**TASK GOAL**. Give back the whole listing exactly as shown.

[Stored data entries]
** start **
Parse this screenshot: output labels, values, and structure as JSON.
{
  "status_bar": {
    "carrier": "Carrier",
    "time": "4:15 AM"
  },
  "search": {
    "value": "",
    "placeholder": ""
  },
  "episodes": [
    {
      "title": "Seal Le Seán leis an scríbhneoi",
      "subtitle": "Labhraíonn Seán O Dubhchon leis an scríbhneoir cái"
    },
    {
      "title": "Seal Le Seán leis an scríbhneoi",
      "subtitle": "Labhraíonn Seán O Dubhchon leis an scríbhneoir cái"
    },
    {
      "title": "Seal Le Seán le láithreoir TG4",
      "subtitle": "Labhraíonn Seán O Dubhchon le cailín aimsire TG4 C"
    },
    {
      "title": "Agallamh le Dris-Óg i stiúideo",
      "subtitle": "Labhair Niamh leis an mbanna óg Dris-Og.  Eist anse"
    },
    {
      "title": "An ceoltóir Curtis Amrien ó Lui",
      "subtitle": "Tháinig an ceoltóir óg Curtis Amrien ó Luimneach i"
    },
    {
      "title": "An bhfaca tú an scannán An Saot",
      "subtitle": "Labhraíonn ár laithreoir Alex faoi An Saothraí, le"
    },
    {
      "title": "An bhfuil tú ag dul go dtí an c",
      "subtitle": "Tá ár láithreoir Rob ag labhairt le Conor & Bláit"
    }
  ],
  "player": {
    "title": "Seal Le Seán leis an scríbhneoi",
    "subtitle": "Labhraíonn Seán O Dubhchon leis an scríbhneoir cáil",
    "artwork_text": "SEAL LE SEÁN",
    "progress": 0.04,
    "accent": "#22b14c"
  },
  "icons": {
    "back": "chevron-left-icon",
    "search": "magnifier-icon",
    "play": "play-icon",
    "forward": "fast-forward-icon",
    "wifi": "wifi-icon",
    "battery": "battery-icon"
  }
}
** end **
**REPLY**.
Parse this screenshot: output labels, values, and structure as JSON.
{
  "status_bar": {
    "carrier": "Carrier",
    "time": "4:15 AM"
  },
  "search": {
    "value": "",
    "placeholder": ""
  },
  "episodes": [
    {
      "title": "Seal Le Seán leis an scríbhneoi",
      "subtitle": "Labhraíonn Seán O Dubhchon leis an scríbhneoir cái"
    },
    {
      "title": "Seal Le Seán leis an scríbhneoi",
      "subtitle": "Labhraíonn Seán O Dubhchon leis an scríbhneoir cái"
    },
    {
      "title": "Seal Le Seán le láithreoir TG4",
      "subtitle": "Labhraíonn Seán O Dubhchon le cailín aimsire TG4 C"
    },
    {
      "title": "Agallamh le Dris-Óg i stiúideo",
      "subtitle": "Labhair Niamh leis an mbanna óg Dris-Og.  Eist anse"
    },
    {
      "title": "An ceoltóir Curtis Amrien ó Lui",
      "subtitle": "Tháinig an ceoltóir óg Curtis Amrien ó Luimneach i"
    },
    {
      "title": "An bhfaca tú an scannán An Saot",
      "subtitle": "Labhraíonn ár laithreoir Alex faoi An Saothraí, le"
    },
    {
      "title": "An bhfuil tú ag dul go dtí an c",
      "subtitle": "Tá ár láithreoir Rob ag labhairt le Conor & Bláit"
    }
  ],
  "player": {
    "title": "Seal Le Seán leis an scríbhneoi",
    "subtitle": "Labhraíonn Seán O Dubhchon leis an scríbhneoir cáil",
    "artwork_text": "SEAL LE SEÁN",
    "progress": 0.04,
    "accent": "#22b14c"
  },
  "icons": {
    "back": "chevron-left-icon",
    "search": "magnifier-icon",
    "play": "play-icon",
    "forward": "fast-forward-icon",
    "wifi": "wifi-icon",
    "battery": "battery-icon"
  }
}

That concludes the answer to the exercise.